§ **SUPPLIED MATERIAL**

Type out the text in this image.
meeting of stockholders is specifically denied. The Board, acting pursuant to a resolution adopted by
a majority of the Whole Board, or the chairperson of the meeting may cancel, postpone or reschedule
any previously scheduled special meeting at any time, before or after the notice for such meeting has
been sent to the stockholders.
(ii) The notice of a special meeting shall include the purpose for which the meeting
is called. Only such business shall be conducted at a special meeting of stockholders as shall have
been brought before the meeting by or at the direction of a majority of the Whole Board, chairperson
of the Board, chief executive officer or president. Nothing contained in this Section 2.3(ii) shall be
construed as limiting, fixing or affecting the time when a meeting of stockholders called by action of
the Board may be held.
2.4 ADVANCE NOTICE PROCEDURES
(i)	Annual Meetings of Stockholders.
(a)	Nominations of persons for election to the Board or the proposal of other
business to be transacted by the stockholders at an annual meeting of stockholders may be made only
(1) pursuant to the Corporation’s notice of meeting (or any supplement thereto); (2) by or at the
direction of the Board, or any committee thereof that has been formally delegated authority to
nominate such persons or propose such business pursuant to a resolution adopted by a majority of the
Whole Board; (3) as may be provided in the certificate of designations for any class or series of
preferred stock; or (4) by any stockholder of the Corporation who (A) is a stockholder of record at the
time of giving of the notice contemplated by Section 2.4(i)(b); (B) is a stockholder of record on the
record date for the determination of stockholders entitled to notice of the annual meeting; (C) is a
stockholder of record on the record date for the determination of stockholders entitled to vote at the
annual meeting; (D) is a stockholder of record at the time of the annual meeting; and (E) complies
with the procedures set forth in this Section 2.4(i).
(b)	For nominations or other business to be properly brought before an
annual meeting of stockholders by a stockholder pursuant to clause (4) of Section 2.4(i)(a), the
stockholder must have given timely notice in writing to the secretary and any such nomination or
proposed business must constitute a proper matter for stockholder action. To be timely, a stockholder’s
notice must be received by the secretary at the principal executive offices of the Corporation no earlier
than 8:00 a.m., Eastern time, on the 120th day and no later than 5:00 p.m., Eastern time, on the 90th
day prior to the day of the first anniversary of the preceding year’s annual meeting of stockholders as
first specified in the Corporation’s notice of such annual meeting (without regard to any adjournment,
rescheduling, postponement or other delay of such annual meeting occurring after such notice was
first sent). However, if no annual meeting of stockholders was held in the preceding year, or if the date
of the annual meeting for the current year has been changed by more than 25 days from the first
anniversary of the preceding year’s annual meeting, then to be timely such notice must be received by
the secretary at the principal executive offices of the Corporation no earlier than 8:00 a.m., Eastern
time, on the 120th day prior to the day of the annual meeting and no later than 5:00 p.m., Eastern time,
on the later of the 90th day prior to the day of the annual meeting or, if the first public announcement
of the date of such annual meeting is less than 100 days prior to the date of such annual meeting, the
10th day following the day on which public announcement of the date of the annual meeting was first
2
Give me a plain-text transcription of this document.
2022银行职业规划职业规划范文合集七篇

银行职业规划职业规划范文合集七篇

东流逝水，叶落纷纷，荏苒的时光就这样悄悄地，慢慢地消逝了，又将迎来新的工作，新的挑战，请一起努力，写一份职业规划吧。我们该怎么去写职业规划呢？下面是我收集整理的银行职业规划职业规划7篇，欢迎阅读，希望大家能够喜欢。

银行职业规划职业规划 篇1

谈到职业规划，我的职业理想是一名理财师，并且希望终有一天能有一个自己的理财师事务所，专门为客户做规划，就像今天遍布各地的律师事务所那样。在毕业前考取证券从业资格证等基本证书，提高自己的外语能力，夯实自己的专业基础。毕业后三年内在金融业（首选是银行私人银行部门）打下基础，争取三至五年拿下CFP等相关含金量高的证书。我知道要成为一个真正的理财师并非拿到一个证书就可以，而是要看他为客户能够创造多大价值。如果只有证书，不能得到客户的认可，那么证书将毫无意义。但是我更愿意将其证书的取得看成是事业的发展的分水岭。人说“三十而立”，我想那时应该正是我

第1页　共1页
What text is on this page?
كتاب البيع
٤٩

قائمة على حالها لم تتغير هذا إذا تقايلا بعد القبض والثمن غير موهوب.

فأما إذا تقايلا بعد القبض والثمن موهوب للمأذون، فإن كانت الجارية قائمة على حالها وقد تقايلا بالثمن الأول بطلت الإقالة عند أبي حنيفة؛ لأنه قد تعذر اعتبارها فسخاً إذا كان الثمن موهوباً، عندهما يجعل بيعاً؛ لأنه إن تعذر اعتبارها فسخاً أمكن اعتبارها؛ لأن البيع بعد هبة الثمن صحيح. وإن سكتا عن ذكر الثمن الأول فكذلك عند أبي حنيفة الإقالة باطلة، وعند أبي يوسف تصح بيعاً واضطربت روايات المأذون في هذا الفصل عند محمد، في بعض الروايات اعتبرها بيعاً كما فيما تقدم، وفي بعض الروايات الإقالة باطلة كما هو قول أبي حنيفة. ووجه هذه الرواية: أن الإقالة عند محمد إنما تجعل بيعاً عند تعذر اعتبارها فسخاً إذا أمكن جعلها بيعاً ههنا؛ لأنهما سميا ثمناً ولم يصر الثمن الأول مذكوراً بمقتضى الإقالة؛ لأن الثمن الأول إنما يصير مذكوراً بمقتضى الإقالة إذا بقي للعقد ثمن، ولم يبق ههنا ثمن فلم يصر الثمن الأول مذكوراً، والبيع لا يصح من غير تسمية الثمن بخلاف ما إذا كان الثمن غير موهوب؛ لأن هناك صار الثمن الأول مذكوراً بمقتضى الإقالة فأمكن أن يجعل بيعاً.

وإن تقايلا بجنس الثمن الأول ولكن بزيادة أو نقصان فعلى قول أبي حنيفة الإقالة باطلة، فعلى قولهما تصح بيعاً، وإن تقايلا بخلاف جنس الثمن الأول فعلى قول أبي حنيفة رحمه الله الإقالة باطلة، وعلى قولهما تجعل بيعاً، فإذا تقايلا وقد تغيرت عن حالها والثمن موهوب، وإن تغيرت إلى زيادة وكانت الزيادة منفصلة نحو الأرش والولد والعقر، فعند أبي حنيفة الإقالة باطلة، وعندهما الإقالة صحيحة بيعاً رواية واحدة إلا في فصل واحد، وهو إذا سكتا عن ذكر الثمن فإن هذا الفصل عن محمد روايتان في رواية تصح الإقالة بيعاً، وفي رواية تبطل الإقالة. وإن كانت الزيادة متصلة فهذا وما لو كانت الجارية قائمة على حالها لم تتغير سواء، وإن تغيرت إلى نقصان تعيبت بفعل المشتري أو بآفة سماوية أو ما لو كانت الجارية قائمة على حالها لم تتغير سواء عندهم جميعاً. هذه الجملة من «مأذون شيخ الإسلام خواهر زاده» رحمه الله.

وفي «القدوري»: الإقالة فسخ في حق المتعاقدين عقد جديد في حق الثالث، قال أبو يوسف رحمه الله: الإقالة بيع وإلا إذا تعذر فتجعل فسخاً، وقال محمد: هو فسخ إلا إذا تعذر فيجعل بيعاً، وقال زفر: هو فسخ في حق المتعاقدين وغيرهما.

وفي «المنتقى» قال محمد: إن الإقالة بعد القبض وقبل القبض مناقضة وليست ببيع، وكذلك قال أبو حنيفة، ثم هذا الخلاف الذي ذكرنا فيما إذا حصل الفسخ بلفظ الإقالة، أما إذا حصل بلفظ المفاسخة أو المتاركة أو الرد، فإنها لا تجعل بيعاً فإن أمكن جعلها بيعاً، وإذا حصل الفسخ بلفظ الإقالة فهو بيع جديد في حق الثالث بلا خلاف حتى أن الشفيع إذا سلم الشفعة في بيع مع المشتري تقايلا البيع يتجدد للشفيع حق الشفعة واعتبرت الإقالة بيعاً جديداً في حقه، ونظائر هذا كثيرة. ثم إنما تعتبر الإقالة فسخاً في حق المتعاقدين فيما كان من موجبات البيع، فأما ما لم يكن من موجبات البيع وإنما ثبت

§ **AIM OF THE EXERCISE**
Recopy the entries above exactly, with every line included.

§ **ANSWER FOR THE TASK**
Type out the text in this image.
meeting of stockholders is specifically denied. The Board, acting pursuant to a resolution adopted by
a majority of the Whole Board, or the chairperson of the meeting may cancel, postpone or reschedule
any previously scheduled special meeting at any time, before or after the notice for such meeting has
been sent to the stockholders.
(ii) The notice of a special meeting shall include the purpose for which the meeting
is called. Only such business shall be conducted at a special meeting of stockholders as shall have
been brought before the meeting by or at the direction of a majority of the Whole Board, chairperson
of the Board, chief executive officer or president. Nothing contained in this Section 2.3(ii) shall be
construed as limiting, fixing or affecting the time when a meeting of stockholders called by action of
the Board may be held.
2.4 ADVANCE NOTICE PROCEDURES
(i)	Annual Meetings of Stockholders.
(a)	Nominations of persons for election to the Board or the proposal of other
business to be transacted by the stockholders at an annual meeting of stockholders may be made only
(1) pursuant to the Corporation’s notice of meeting (or any supplement thereto); (2) by or at the
direction of the Board, or any committee thereof that has been formally delegated authority to
nominate such persons or propose such business pursuant to a resolution adopted by a majority of the
Whole Board; (3) as may be provided in the certificate of designations for any class or series of
preferred stock; or (4) by any stockholder of the Corporation who (A) is a stockholder of record at the
time of giving of the notice contemplated by Section 2.4(i)(b); (B) is a stockholder of record on the
record date for the determination of stockholders entitled to notice of the annual meeting; (C) is a
stockholder of record on the record date for the determination of stockholders entitled to vote at the
annual meeting; (D) is a stockholder of record at the time of the annual meeting; and (E) complies
with the procedures set forth in this Section 2.4(i).
(b)	For nominations or other business to be properly brought before an
annual meeting of stockholders by a stockholder pursuant to clause (4) of Section 2.4(i)(a), the
stockholder must have given timely notice in writing to the secretary and any such nomination or
proposed business must constitute a proper matter for stockholder action. To be timely, a stockholder’s
notice must be received by the secretary at the principal executive offices of the Corporation no earlier
than 8:00 a.m., Eastern time, on the 120th day and no later than 5:00 p.m., Eastern time, on the 90th
day prior to the day of the first anniversary of the preceding year’s annual meeting of stockholders as
first specified in the Corporation’s notice of such annual meeting (without regard to any adjournment,
rescheduling, postponement or other delay of such annual meeting occurring after such notice was
first sent). However, if no annual meeting of stockholders was held in the preceding year, or if the date
of the annual meeting for the current year has been changed by more than 25 days from the first
anniversary of the preceding year’s annual meeting, then to be timely such notice must be received by
the secretary at the principal executive offices of the Corporation no earlier than 8:00 a.m., Eastern
time, on the 120th day prior to the day of the annual meeting and no later than 5:00 p.m., Eastern time,
on the later of the 90th day prior to the day of the annual meeting or, if the first public announcement
of the date of such annual meeting is less than 100 days prior to the date of such annual meeting, the
10th day following the day on which public announcement of the date of the annual meeting was first
2
Give me a plain-text transcription of this document.
2022银行职业规划职业规划范文合集七篇

银行职业规划职业规划范文合集七篇

东流逝水，叶落纷纷，荏苒的时光就这样悄悄地，慢慢地消逝了，又将迎来新的工作，新的挑战，请一起努力，写一份职业规划吧。我们该怎么去写职业规划呢？下面是我收集整理的银行职业规划职业规划7篇，欢迎阅读，希望大家能够喜欢。

银行职业规划职业规划 篇1

谈到职业规划，我的职业理想是一名理财师，并且希望终有一天能有一个自己的理财师事务所，专门为客户做规划，就像今天遍布各地的律师事务所那样。在毕业前考取证券从业资格证等基本证书，提高自己的外语能力，夯实自己的专业基础。毕业后三年内在金融业（首选是银行私人银行部门）打下基础，争取三至五年拿下CFP等相关含金量高的证书。我知道要成为一个真正的理财师并非拿到一个证书就可以，而是要看他为客户能够创造多大价值。如果只有证书，不能得到客户的认可，那么证书将毫无意义。但是我更愿意将其证书的取得看成是事业的发展的分水岭。人说“三十而立”，我想那时应该正是我

第1页　共1页
What text is on this page?
كتاب البيع
٤٩

قائمة على حالها لم تتغير هذا إذا تقايلا بعد القبض والثمن غير موهوب.

فأما إذا تقايلا بعد القبض والثمن موهوب للمأذون، فإن كانت الجارية قائمة على حالها وقد تقايلا بالثمن الأول بطلت الإقالة عند أبي حنيفة؛ لأنه قد تعذر اعتبارها فسخاً إذا كان الثمن موهوباً، عندهما يجعل بيعاً؛ لأنه إن تعذر اعتبارها فسخاً أمكن اعتبارها؛ لأن البيع بعد هبة الثمن صحيح. وإن سكتا عن ذكر الثمن الأول فكذلك عند أبي حنيفة الإقالة باطلة، وعند أبي يوسف تصح بيعاً واضطربت روايات المأذون في هذا الفصل عند محمد، في بعض الروايات اعتبرها بيعاً كما فيما تقدم، وفي بعض الروايات الإقالة باطلة كما هو قول أبي حنيفة. ووجه هذه الرواية: أن الإقالة عند محمد إنما تجعل بيعاً عند تعذر اعتبارها فسخاً إذا أمكن جعلها بيعاً ههنا؛ لأنهما سميا ثمناً ولم يصر الثمن الأول مذكوراً بمقتضى الإقالة؛ لأن الثمن الأول إنما يصير مذكوراً بمقتضى الإقالة إذا بقي للعقد ثمن، ولم يبق ههنا ثمن فلم يصر الثمن الأول مذكوراً، والبيع لا يصح من غير تسمية الثمن بخلاف ما إذا كان الثمن غير موهوب؛ لأن هناك صار الثمن الأول مذكوراً بمقتضى الإقالة فأمكن أن يجعل بيعاً.

وإن تقايلا بجنس الثمن الأول ولكن بزيادة أو نقصان فعلى قول أبي حنيفة الإقالة باطلة، فعلى قولهما تصح بيعاً، وإن تقايلا بخلاف جنس الثمن الأول فعلى قول أبي حنيفة رحمه الله الإقالة باطلة، وعلى قولهما تجعل بيعاً، فإذا تقايلا وقد تغيرت عن حالها والثمن موهوب، وإن تغيرت إلى زيادة وكانت الزيادة منفصلة نحو الأرش والولد والعقر، فعند أبي حنيفة الإقالة باطلة، وعندهما الإقالة صحيحة بيعاً رواية واحدة إلا في فصل واحد، وهو إذا سكتا عن ذكر الثمن فإن هذا الفصل عن محمد روايتان في رواية تصح الإقالة بيعاً، وفي رواية تبطل الإقالة. وإن كانت الزيادة متصلة فهذا وما لو كانت الجارية قائمة على حالها لم تتغير سواء، وإن تغيرت إلى نقصان تعيبت بفعل المشتري أو بآفة سماوية أو ما لو كانت الجارية قائمة على حالها لم تتغير سواء عندهم جميعاً. هذه الجملة من «مأذون شيخ الإسلام خواهر زاده» رحمه الله.

وفي «القدوري»: الإقالة فسخ في حق المتعاقدين عقد جديد في حق الثالث، قال أبو يوسف رحمه الله: الإقالة بيع وإلا إذا تعذر فتجعل فسخاً، وقال محمد: هو فسخ إلا إذا تعذر فيجعل بيعاً، وقال زفر: هو فسخ في حق المتعاقدين وغيرهما.

وفي «المنتقى» قال محمد: إن الإقالة بعد القبض وقبل القبض مناقضة وليست ببيع، وكذلك قال أبو حنيفة، ثم هذا الخلاف الذي ذكرنا فيما إذا حصل الفسخ بلفظ الإقالة، أما إذا حصل بلفظ المفاسخة أو المتاركة أو الرد، فإنها لا تجعل بيعاً فإن أمكن جعلها بيعاً، وإذا حصل الفسخ بلفظ الإقالة فهو بيع جديد في حق الثالث بلا خلاف حتى أن الشفيع إذا سلم الشفعة في بيع مع المشتري تقايلا البيع يتجدد للشفيع حق الشفعة واعتبرت الإقالة بيعاً جديداً في حقه، ونظائر هذا كثيرة. ثم إنما تعتبر الإقالة فسخاً في حق المتعاقدين فيما كان من موجبات البيع، فأما ما لم يكن من موجبات البيع وإنما ثبت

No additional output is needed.